"""

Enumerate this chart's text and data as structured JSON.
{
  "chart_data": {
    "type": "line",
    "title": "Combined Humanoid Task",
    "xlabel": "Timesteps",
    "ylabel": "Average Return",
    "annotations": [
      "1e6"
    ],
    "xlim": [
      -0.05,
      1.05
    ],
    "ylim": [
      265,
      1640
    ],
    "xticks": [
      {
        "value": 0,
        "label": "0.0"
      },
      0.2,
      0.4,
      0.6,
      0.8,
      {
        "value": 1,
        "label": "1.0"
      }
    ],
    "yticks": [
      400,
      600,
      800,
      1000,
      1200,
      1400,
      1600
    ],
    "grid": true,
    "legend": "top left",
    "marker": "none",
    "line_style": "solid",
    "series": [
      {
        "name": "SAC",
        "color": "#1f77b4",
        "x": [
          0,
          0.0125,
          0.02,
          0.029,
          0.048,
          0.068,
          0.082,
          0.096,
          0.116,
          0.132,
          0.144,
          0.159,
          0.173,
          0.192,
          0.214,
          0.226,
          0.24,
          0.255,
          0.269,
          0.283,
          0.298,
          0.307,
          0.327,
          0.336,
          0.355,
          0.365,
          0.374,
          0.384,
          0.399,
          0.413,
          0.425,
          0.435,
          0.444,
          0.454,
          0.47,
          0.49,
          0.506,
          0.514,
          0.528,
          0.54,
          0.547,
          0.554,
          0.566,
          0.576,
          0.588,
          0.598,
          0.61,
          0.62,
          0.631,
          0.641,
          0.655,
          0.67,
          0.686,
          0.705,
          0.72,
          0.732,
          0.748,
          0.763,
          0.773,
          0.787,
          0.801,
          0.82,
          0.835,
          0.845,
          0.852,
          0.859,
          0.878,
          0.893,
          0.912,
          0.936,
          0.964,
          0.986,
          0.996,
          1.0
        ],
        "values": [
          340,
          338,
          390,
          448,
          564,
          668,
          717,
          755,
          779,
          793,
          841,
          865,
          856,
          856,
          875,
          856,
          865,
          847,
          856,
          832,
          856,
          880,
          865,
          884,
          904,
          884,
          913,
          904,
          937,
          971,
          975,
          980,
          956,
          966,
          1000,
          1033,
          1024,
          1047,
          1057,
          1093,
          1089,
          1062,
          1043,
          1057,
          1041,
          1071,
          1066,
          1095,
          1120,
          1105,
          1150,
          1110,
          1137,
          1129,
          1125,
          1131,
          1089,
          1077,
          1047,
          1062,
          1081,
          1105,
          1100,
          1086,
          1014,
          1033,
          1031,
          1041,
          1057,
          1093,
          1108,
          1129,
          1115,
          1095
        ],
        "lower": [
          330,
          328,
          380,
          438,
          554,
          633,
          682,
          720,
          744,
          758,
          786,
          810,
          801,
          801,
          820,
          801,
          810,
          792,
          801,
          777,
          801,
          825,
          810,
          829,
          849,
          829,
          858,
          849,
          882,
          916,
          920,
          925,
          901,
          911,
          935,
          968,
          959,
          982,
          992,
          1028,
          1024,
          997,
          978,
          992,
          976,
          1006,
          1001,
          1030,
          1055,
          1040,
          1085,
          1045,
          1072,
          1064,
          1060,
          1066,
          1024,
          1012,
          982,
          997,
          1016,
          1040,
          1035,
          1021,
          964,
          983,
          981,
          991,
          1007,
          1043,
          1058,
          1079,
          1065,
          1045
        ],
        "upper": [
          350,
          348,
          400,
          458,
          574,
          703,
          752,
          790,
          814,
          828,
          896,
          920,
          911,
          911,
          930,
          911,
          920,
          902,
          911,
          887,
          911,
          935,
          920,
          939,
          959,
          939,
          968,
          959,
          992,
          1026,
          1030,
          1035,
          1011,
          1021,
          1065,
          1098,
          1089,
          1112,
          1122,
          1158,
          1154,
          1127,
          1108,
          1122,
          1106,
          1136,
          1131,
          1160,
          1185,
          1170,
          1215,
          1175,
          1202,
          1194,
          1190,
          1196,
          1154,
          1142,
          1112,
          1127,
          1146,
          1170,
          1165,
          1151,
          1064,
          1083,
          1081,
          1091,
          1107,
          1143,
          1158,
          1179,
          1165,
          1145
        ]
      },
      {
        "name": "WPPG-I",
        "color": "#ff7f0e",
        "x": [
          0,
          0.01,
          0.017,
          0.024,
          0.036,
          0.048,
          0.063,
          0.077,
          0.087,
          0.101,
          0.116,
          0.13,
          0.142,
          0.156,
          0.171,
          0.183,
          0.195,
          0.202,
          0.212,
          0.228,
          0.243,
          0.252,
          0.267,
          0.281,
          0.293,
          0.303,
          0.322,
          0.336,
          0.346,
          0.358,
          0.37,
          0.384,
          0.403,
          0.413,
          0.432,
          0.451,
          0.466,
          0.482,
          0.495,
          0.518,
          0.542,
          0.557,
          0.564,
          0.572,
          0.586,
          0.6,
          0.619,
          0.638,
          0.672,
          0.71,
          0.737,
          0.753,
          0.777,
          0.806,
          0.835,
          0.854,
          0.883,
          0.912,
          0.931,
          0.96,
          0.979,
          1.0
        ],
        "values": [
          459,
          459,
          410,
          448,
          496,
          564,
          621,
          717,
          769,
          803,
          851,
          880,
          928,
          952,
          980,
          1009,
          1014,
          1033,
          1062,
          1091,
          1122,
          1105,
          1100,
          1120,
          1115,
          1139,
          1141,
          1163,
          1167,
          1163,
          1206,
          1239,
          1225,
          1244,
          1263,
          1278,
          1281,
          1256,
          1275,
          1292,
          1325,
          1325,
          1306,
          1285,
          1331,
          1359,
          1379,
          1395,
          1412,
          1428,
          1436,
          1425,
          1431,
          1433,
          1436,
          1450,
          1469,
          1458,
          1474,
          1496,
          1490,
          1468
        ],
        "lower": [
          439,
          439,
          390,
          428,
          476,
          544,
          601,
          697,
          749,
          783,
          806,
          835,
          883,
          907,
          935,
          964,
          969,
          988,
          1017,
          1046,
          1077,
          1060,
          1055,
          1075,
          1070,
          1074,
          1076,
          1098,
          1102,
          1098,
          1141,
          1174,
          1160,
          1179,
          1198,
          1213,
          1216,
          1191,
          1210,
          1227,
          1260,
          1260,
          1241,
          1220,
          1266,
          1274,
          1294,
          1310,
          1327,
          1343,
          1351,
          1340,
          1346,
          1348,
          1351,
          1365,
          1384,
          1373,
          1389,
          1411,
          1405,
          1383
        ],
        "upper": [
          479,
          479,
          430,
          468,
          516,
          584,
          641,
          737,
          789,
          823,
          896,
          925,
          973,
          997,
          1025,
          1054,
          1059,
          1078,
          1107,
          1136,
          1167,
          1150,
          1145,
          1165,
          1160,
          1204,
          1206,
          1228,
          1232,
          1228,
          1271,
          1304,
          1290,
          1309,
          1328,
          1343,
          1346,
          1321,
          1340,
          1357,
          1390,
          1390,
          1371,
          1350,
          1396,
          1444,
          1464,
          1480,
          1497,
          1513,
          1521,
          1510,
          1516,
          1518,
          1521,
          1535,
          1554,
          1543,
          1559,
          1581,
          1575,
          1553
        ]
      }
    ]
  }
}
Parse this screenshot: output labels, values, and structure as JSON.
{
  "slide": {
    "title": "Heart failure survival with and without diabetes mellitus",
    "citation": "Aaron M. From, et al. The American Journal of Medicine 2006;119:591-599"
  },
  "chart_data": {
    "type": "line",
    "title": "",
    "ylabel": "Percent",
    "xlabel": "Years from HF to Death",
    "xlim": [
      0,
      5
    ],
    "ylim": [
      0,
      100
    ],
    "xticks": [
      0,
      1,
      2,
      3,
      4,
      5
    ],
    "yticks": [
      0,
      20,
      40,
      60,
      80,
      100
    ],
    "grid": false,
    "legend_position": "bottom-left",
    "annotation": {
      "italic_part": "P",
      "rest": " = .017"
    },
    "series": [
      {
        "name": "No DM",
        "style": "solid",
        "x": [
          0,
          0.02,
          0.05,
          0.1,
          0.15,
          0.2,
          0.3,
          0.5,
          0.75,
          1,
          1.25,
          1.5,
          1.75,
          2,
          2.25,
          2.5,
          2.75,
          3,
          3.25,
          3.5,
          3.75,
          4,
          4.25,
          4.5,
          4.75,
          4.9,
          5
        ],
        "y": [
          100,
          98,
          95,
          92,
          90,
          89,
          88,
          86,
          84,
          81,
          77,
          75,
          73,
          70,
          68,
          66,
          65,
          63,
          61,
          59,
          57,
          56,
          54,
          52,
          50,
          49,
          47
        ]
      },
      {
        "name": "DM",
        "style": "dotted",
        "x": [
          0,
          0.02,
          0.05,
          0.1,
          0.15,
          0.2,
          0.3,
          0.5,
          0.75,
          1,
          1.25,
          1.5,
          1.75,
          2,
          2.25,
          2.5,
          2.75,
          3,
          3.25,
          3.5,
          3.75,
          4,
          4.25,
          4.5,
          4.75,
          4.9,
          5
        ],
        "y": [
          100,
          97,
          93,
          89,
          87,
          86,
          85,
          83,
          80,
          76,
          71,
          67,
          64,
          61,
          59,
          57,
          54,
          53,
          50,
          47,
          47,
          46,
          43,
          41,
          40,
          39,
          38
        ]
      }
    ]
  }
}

"""

§ WORK TO BE COMPLETED
Scan the data for the word "ylabel" and copy every line where it shows up.

§ FINISHED EXERCISE
    "ylabel": "Average Return",
    "ylabel": "Percent",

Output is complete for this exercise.